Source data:
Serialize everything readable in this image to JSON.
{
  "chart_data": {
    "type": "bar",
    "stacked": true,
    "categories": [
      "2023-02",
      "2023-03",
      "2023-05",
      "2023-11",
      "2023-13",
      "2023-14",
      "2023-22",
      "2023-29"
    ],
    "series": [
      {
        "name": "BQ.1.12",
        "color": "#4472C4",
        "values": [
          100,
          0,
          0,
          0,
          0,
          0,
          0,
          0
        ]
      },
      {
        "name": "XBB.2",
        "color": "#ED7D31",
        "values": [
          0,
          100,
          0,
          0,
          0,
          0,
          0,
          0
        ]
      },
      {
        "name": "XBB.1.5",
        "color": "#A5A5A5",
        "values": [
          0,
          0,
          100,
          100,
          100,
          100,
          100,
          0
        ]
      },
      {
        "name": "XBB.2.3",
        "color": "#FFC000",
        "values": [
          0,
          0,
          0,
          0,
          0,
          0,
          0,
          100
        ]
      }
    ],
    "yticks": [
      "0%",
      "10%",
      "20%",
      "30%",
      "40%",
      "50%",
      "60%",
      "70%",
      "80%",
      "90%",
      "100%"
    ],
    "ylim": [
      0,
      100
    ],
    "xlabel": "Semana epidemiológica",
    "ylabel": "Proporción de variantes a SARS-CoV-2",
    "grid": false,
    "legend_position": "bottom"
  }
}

> Job
Print the material once more, exactly.

> Answer to the task
Serialize everything readable in this image to JSON.
{
  "chart_data": {
    "type": "bar",
    "stacked": true,
    "categories": [
      "2023-02",
      "2023-03",
      "2023-05",
      "2023-11",
      "2023-13",
      "2023-14",
      "2023-22",
      "2023-29"
    ],
    "series": [
      {
        "name": "BQ.1.12",
        "color": "#4472C4",
        "values": [
          100,
          0,
          0,
          0,
          0,
          0,
          0,
          0
        ]
      },
      {
        "name": "XBB.2",
        "color": "#ED7D31",
        "values": [
          0,
          100,
          0,
          0,
          0,
          0,
          0,
          0
        ]
      },
      {
        "name": "XBB.1.5",
        "color": "#A5A5A5",
        "values": [
          0,
          0,
          100,
          100,
          100,
          100,
          100,
          0
        ]
      },
      {
        "name": "XBB.2.3",
        "color": "#FFC000",
        "values": [
          0,
          0,
          0,
          0,
          0,
          0,
          0,
          100
        ]
      }
    ],
    "yticks": [
      "0%",
      "10%",
      "20%",
      "30%",
      "40%",
      "50%",
      "60%",
      "70%",
      "80%",
      "90%",
      "100%"
    ],
    "ylim": [
      0,
      100
    ],
    "xlabel": "Semana epidemiológica",
    "ylabel": "Proporción de variantes a SARS-CoV-2",
    "grid": false,
    "legend_position": "bottom"
  }
}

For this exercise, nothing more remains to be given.